[Dataset entries]
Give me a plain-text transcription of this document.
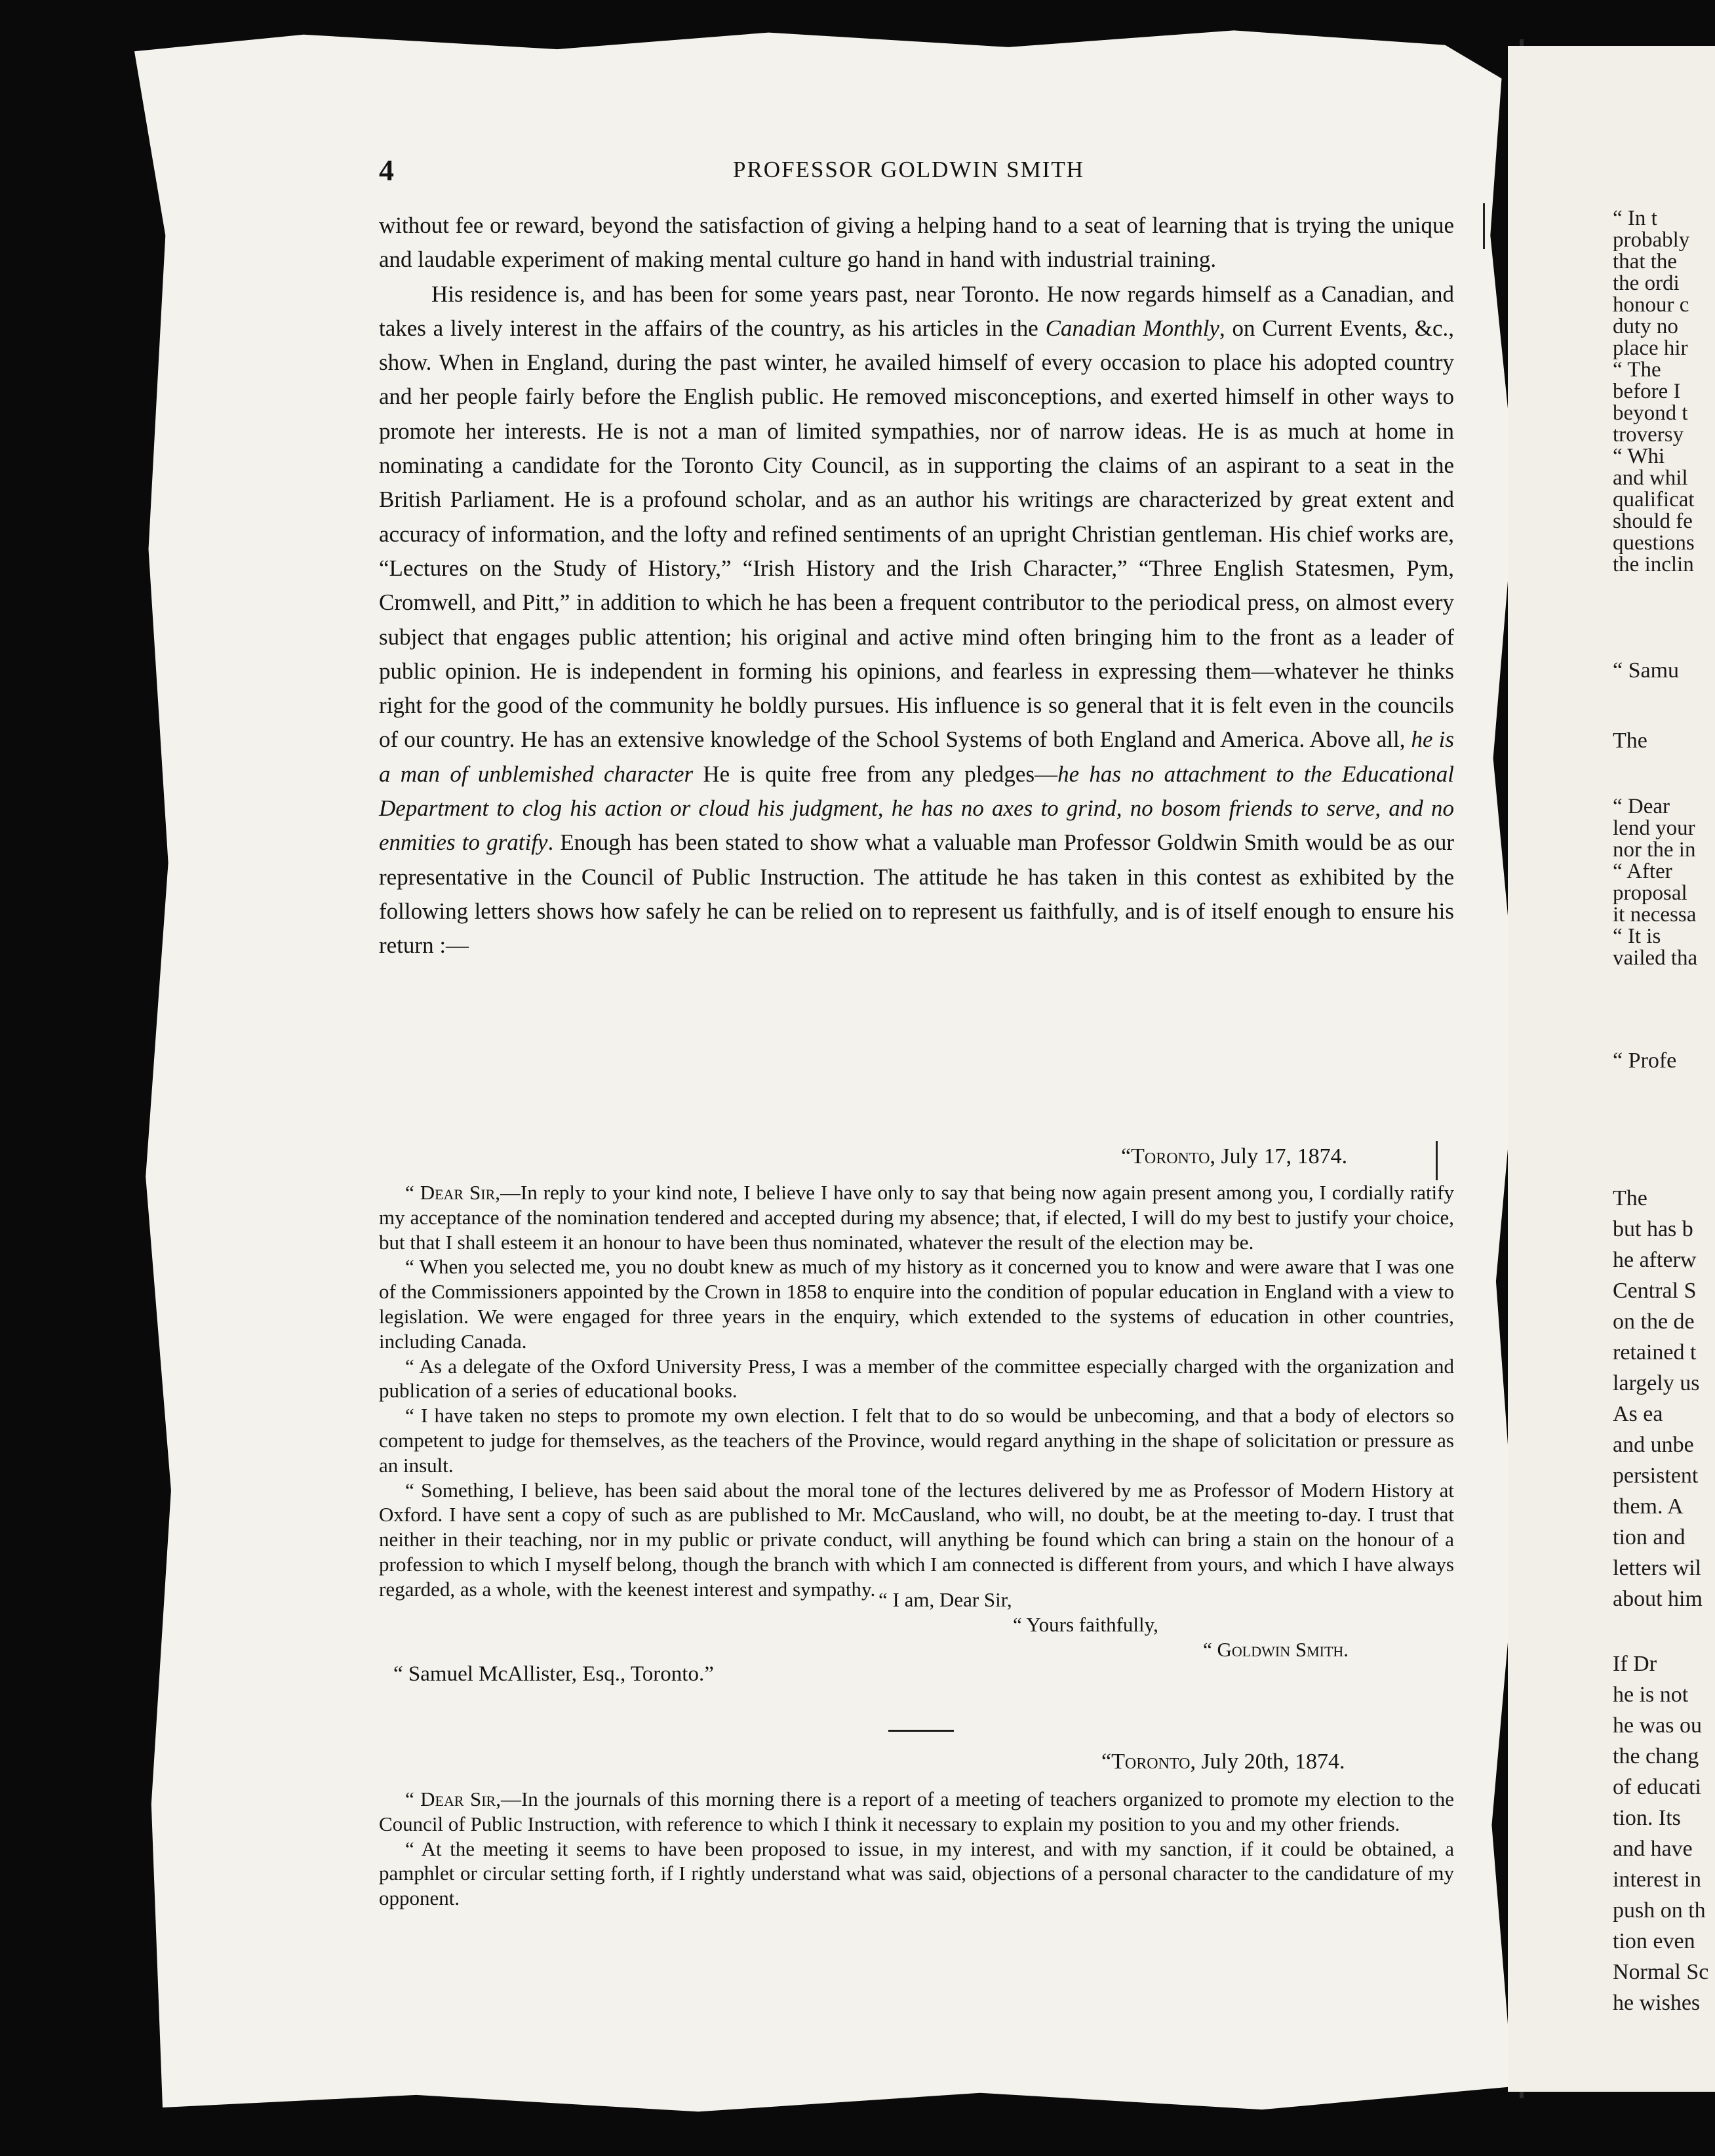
“ In t
probably
that the
the ordi
honour c
duty no
place hir
“ The
before I
beyond t
troversy
“ Whi
and whil
qualificat
should fe
questions
the inclin
“ Samu
The
“ Dear
lend your
nor the in
“ After
proposal
it necessa
“ It is
vailed tha
“ Profe
The
but has b
he afterw
Central S
on the de
retained t
largely us
As ea
and unbe
persistent
them. A
tion and
letters wil
about him
If Dr
he is not
he was ou
the chang
of educati
tion. Its
and have
interest in
push on th
tion even
Normal Sc
he wishes
4	PROFESSOR GOLDWIN SMITH

without fee or reward, beyond the satisfaction of giving a helping hand to a seat of learning that is trying the unique and laudable experiment of making mental culture go hand in hand with industrial training.

His residence is, and has been for some years past, near Toronto. He now regards himself as a Canadian, and takes a lively interest in the affairs of the country, as his articles in the Canadian Monthly, on Current Events, &c., show. When in England, during the past winter, he availed himself of every occasion to place his adopted country and her people fairly before the English public. He removed misconceptions, and exerted himself in other ways to promote her interests. He is not a man of limited sympathies, nor of narrow ideas. He is as much at home in nominating a candidate for the Toronto City Council, as in supporting the claims of an aspirant to a seat in the British Parliament. He is a profound scholar, and as an author his writings are characterized by great extent and accuracy of information, and the lofty and refined sentiments of an upright Christian gentleman. His chief works are, “Lectures on the Study of History,” “Irish History and the Irish Character,” “Three English Statesmen, Pym, Cromwell, and Pitt,” in addition to which he has been a frequent contributor to the periodical press, on almost every subject that engages public attention; his original and active mind often bringing him to the front as a leader of public opinion. He is independent in forming his opinions, and fearless in expressing them—whatever he thinks right for the good of the community he boldly pursues. His influence is so general that it is felt even in the councils of our country. He has an extensive knowledge of the School Systems of both England and America. Above all, he is a man of unblemished character He is quite free from any pledges—he has no attachment to the Educational Department to clog his action or cloud his judgment, he has no axes to grind, no bosom friends to serve, and no enmities to gratify. Enough has been stated to show what a valuable man Professor Goldwin Smith would be as our representative in the Council of Public Instruction. The attitude he has taken in this contest as exhibited by the following letters shows how safely he can be relied on to represent us faithfully, and is of itself enough to ensure his return :—

“Toronto, July 17, 1874.

“ Dear Sir,—In reply to your kind note, I believe I have only to say that being now again present among you, I cordially ratify my acceptance of the nomination tendered and accepted during my absence; that, if elected, I will do my best to justify your choice, but that I shall esteem it an honour to have been thus nominated, whatever the result of the election may be.

“ When you selected me, you no doubt knew as much of my history as it concerned you to know and were aware that I was one of the Commissioners appointed by the Crown in 1858 to enquire into the condition of popular education in England with a view to legislation. We were engaged for three years in the enquiry, which extended to the systems of education in other countries, including Canada.

“ As a delegate of the Oxford University Press, I was a member of the committee especially charged with the organization and publication of a series of educational books.

“ I have taken no steps to promote my own election. I felt that to do so would be unbecoming, and that a body of electors so competent to judge for themselves, as the teachers of the Province, would regard anything in the shape of solicitation or pressure as an insult.

“ Something, I believe, has been said about the moral tone of the lectures delivered by me as Professor of Modern History at Oxford. I have sent a copy of such as are published to Mr. McCausland, who will, no doubt, be at the meeting to-day. I trust that neither in their teaching, nor in my public or private conduct, will anything be found which can bring a stain on the honour of a profession to which I myself belong, though the branch with which I am connected is different from yours, and which I have always regarded, as a whole, with the keenest interest and sympathy. “ I am, Dear Sir,
“ Yours faithfully,
“ Goldwin Smith.
“ Samuel McAllister, Esq., Toronto.”
“Toronto, July 20th, 1874.

“ Dear Sir,—In the journals of this morning there is a report of a meeting of teachers organized to promote my election to the Council of Public Instruction, with reference to which I think it necessary to explain my position to you and my other friends.

“ At the meeting it seems to have been proposed to issue, in my interest, and with my sanction, if it could be obtained, a pamphlet or circular setting forth, if I rightly understand what was said, objections of a personal character to the candidature of my opponent.
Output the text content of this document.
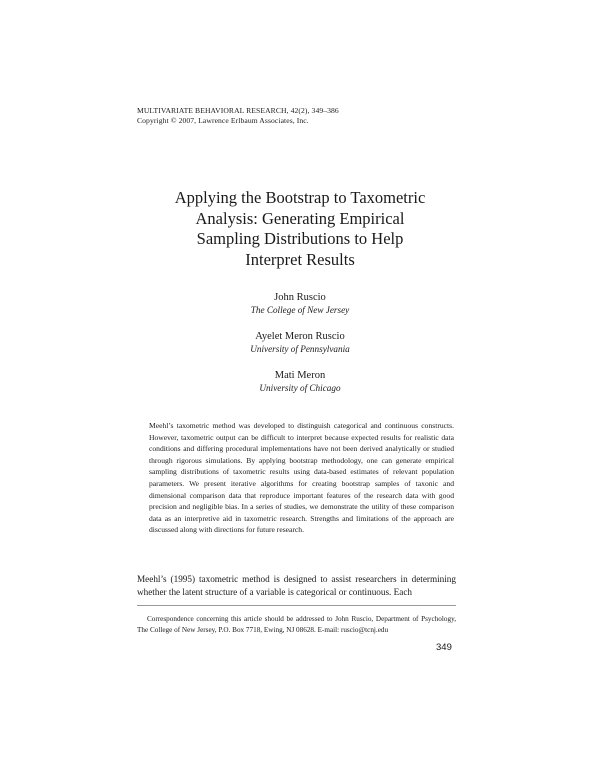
MULTIVARIATE BEHAVIORAL RESEARCH, 42(2), 349–386
Copyright © 2007, Lawrence Erlbaum Associates, Inc.
Applying the Bootstrap to Taxometric
Analysis: Generating Empirical
Sampling Distributions to Help
Interpret Results
John Ruscio
The College of New Jersey
Ayelet Meron Ruscio
University of Pennsylvania
Mati Meron
University of Chicago
Meehl’s taxometric method was developed to distinguish categorical and continuous constructs. However, taxometric output can be difficult to interpret because expected results for realistic data conditions and differing procedural implementations have not been derived analytically or studied through rigorous simulations. By applying bootstrap methodology, one can generate empirical sampling distributions of taxometric results using data-based estimates of relevant population parameters. We present iterative algorithms for creating bootstrap samples of taxonic and dimensional comparison data that reproduce important features of the research data with good precision and negligible bias. In a series of studies, we demonstrate the utility of these comparison data as an interpretive aid in taxometric research. Strengths and limitations of the approach are discussed along with directions for future research.
Meehl’s (1995) taxometric method is designed to assist researchers in determining whether the latent structure of a variable is categorical or continuous. Each
Correspondence concerning this article should be addressed to John Ruscio, Department of Psychology, The College of New Jersey, P.O. Box 7718, Ewing, NJ 08628. E-mail: ruscio@tcnj.edu
349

▶ Exercise task: Reproduce the listing exactly. Leave its pictures out.

▶ Answer to the exercise:
Give me a plain-text transcription of this document.
“ In t
probably
that the
the ordi
honour c
duty no
place hir
“ The
before I
beyond t
troversy
“ Whi
and whil
qualificat
should fe
questions
the inclin
“ Samu
The
“ Dear
lend your
nor the in
“ After
proposal
it necessa
“ It is
vailed tha
“ Profe
The
but has b
he afterw
Central S
on the de
retained t
largely us
As ea
and unbe
persistent
them. A
tion and
letters wil
about him
If Dr
he is not
he was ou
the chang
of educati
tion. Its
and have
interest in
push on th
tion even
Normal Sc
he wishes
4	PROFESSOR GOLDWIN SMITH

without fee or reward, beyond the satisfaction of giving a helping hand to a seat of learning that is trying the unique and laudable experiment of making mental culture go hand in hand with industrial training.

His residence is, and has been for some years past, near Toronto. He now regards himself as a Canadian, and takes a lively interest in the affairs of the country, as his articles in the Canadian Monthly, on Current Events, &c., show. When in England, during the past winter, he availed himself of every occasion to place his adopted country and her people fairly before the English public. He removed misconceptions, and exerted himself in other ways to promote her interests. He is not a man of limited sympathies, nor of narrow ideas. He is as much at home in nominating a candidate for the Toronto City Council, as in supporting the claims of an aspirant to a seat in the British Parliament. He is a profound scholar, and as an author his writings are characterized by great extent and accuracy of information, and the lofty and refined sentiments of an upright Christian gentleman. His chief works are, “Lectures on the Study of History,” “Irish History and the Irish Character,” “Three English Statesmen, Pym, Cromwell, and Pitt,” in addition to which he has been a frequent contributor to the periodical press, on almost every subject that engages public attention; his original and active mind often bringing him to the front as a leader of public opinion. He is independent in forming his opinions, and fearless in expressing them—whatever he thinks right for the good of the community he boldly pursues. His influence is so general that it is felt even in the councils of our country. He has an extensive knowledge of the School Systems of both England and America. Above all, he is a man of unblemished character He is quite free from any pledges—he has no attachment to the Educational Department to clog his action or cloud his judgment, he has no axes to grind, no bosom friends to serve, and no enmities to gratify. Enough has been stated to show what a valuable man Professor Goldwin Smith would be as our representative in the Council of Public Instruction. The attitude he has taken in this contest as exhibited by the following letters shows how safely he can be relied on to represent us faithfully, and is of itself enough to ensure his return :—

“Toronto, July 17, 1874.

“ Dear Sir,—In reply to your kind note, I believe I have only to say that being now again present among you, I cordially ratify my acceptance of the nomination tendered and accepted during my absence; that, if elected, I will do my best to justify your choice, but that I shall esteem it an honour to have been thus nominated, whatever the result of the election may be.

“ When you selected me, you no doubt knew as much of my history as it concerned you to know and were aware that I was one of the Commissioners appointed by the Crown in 1858 to enquire into the condition of popular education in England with a view to legislation. We were engaged for three years in the enquiry, which extended to the systems of education in other countries, including Canada.

“ As a delegate of the Oxford University Press, I was a member of the committee especially charged with the organization and publication of a series of educational books.

“ I have taken no steps to promote my own election. I felt that to do so would be unbecoming, and that a body of electors so competent to judge for themselves, as the teachers of the Province, would regard anything in the shape of solicitation or pressure as an insult.

“ Something, I believe, has been said about the moral tone of the lectures delivered by me as Professor of Modern History at Oxford. I have sent a copy of such as are published to Mr. McCausland, who will, no doubt, be at the meeting to-day. I trust that neither in their teaching, nor in my public or private conduct, will anything be found which can bring a stain on the honour of a profession to which I myself belong, though the branch with which I am connected is different from yours, and which I have always regarded, as a whole, with the keenest interest and sympathy. “ I am, Dear Sir,
“ Yours faithfully,
“ Goldwin Smith.
“ Samuel McAllister, Esq., Toronto.”
“Toronto, July 20th, 1874.

“ Dear Sir,—In the journals of this morning there is a report of a meeting of teachers organized to promote my election to the Council of Public Instruction, with reference to which I think it necessary to explain my position to you and my other friends.

“ At the meeting it seems to have been proposed to issue, in my interest, and with my sanction, if it could be obtained, a pamphlet or circular setting forth, if I rightly understand what was said, objections of a personal character to the candidature of my opponent.
Output the text content of this document.
MULTIVARIATE BEHAVIORAL RESEARCH, 42(2), 349–386
Copyright © 2007, Lawrence Erlbaum Associates, Inc.
Applying the Bootstrap to Taxometric
Analysis: Generating Empirical
Sampling Distributions to Help
Interpret Results
John Ruscio
The College of New Jersey
Ayelet Meron Ruscio
University of Pennsylvania
Mati Meron
University of Chicago
Meehl’s taxometric method was developed to distinguish categorical and continuous constructs. However, taxometric output can be difficult to interpret because expected results for realistic data conditions and differing procedural implementations have not been derived analytically or studied through rigorous simulations. By applying bootstrap methodology, one can generate empirical sampling distributions of taxometric results using data-based estimates of relevant population parameters. We present iterative algorithms for creating bootstrap samples of taxonic and dimensional comparison data that reproduce important features of the research data with good precision and negligible bias. In a series of studies, we demonstrate the utility of these comparison data as an interpretive aid in taxometric research. Strengths and limitations of the approach are discussed along with directions for future research.
Meehl’s (1995) taxometric method is designed to assist researchers in determining whether the latent structure of a variable is categorical or continuous. Each
Correspondence concerning this article should be addressed to John Ruscio, Department of Psychology, The College of New Jersey, P.O. Box 7718, Ewing, NJ 08628. E-mail: ruscio@tcnj.edu
349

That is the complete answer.